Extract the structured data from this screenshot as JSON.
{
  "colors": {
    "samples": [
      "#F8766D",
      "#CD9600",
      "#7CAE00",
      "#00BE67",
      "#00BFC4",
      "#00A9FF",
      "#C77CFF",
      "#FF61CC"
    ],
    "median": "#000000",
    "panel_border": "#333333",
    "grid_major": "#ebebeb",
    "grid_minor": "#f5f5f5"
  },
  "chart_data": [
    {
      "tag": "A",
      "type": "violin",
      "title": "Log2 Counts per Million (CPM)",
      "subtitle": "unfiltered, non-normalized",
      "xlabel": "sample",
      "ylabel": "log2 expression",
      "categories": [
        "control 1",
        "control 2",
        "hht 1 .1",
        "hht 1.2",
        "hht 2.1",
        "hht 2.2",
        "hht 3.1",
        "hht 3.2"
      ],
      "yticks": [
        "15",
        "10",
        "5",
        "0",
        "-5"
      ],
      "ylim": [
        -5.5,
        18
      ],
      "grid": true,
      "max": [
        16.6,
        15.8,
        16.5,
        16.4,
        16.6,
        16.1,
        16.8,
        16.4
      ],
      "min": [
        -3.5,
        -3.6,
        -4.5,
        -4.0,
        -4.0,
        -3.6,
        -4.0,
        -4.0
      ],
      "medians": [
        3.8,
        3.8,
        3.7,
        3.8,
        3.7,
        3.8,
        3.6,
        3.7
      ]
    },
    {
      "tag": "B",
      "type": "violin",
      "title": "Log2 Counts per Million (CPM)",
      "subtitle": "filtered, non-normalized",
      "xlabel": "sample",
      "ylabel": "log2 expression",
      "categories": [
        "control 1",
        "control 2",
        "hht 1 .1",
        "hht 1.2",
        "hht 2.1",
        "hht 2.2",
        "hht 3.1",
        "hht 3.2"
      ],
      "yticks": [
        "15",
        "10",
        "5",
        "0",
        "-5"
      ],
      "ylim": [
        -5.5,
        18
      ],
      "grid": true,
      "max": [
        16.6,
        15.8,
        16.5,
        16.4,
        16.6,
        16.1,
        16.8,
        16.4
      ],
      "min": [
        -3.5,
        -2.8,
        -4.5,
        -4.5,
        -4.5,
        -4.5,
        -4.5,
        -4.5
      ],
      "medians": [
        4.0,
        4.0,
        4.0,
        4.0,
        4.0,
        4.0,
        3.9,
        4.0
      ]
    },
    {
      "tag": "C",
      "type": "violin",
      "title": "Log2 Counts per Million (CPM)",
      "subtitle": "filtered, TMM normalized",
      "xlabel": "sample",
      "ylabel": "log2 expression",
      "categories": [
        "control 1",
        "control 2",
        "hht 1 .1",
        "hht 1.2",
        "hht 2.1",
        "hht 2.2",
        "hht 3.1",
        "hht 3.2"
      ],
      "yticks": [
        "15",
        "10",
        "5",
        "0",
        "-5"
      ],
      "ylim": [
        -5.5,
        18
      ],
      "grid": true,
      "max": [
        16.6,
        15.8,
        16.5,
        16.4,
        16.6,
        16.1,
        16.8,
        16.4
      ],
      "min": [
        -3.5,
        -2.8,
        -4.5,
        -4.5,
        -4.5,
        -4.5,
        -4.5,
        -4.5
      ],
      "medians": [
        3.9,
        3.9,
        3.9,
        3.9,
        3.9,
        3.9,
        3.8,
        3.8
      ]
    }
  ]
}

### Exercise prompt
Your task is to repeat every line exactly.

### Task response
Extract the structured data from this screenshot as JSON.
{
  "colors": {
    "samples": [
      "#F8766D",
      "#CD9600",
      "#7CAE00",
      "#00BE67",
      "#00BFC4",
      "#00A9FF",
      "#C77CFF",
      "#FF61CC"
    ],
    "median": "#000000",
    "panel_border": "#333333",
    "grid_major": "#ebebeb",
    "grid_minor": "#f5f5f5"
  },
  "chart_data": [
    {
      "tag": "A",
      "type": "violin",
      "title": "Log2 Counts per Million (CPM)",
      "subtitle": "unfiltered, non-normalized",
      "xlabel": "sample",
      "ylabel": "log2 expression",
      "categories": [
        "control 1",
        "control 2",
        "hht 1 .1",
        "hht 1.2",
        "hht 2.1",
        "hht 2.2",
        "hht 3.1",
        "hht 3.2"
      ],
      "yticks": [
        "15",
        "10",
        "5",
        "0",
        "-5"
      ],
      "ylim": [
        -5.5,
        18
      ],
      "grid": true,
      "max": [
        16.6,
        15.8,
        16.5,
        16.4,
        16.6,
        16.1,
        16.8,
        16.4
      ],
      "min": [
        -3.5,
        -3.6,
        -4.5,
        -4.0,
        -4.0,
        -3.6,
        -4.0,
        -4.0
      ],
      "medians": [
        3.8,
        3.8,
        3.7,
        3.8,
        3.7,
        3.8,
        3.6,
        3.7
      ]
    },
    {
      "tag": "B",
      "type": "violin",
      "title": "Log2 Counts per Million (CPM)",
      "subtitle": "filtered, non-normalized",
      "xlabel": "sample",
      "ylabel": "log2 expression",
      "categories": [
        "control 1",
        "control 2",
        "hht 1 .1",
        "hht 1.2",
        "hht 2.1",
        "hht 2.2",
        "hht 3.1",
        "hht 3.2"
      ],
      "yticks": [
        "15",
        "10",
        "5",
        "0",
        "-5"
      ],
      "ylim": [
        -5.5,
        18
      ],
      "grid": true,
      "max": [
        16.6,
        15.8,
        16.5,
        16.4,
        16.6,
        16.1,
        16.8,
        16.4
      ],
      "min": [
        -3.5,
        -2.8,
        -4.5,
        -4.5,
        -4.5,
        -4.5,
        -4.5,
        -4.5
      ],
      "medians": [
        4.0,
        4.0,
        4.0,
        4.0,
        4.0,
        4.0,
        3.9,
        4.0
      ]
    },
    {
      "tag": "C",
      "type": "violin",
      "title": "Log2 Counts per Million (CPM)",
      "subtitle": "filtered, TMM normalized",
      "xlabel": "sample",
      "ylabel": "log2 expression",
      "categories": [
        "control 1",
        "control 2",
        "hht 1 .1",
        "hht 1.2",
        "hht 2.1",
        "hht 2.2",
        "hht 3.1",
        "hht 3.2"
      ],
      "yticks": [
        "15",
        "10",
        "5",
        "0",
        "-5"
      ],
      "ylim": [
        -5.5,
        18
      ],
      "grid": true,
      "max": [
        16.6,
        15.8,
        16.5,
        16.4,
        16.6,
        16.1,
        16.8,
        16.4
      ],
      "min": [
        -3.5,
        -2.8,
        -4.5,
        -4.5,
        -4.5,
        -4.5,
        -4.5,
        -4.5
      ],
      "medians": [
        3.9,
        3.9,
        3.9,
        3.9,
        3.9,
        3.9,
        3.8,
        3.8
      ]
    }
  ]
}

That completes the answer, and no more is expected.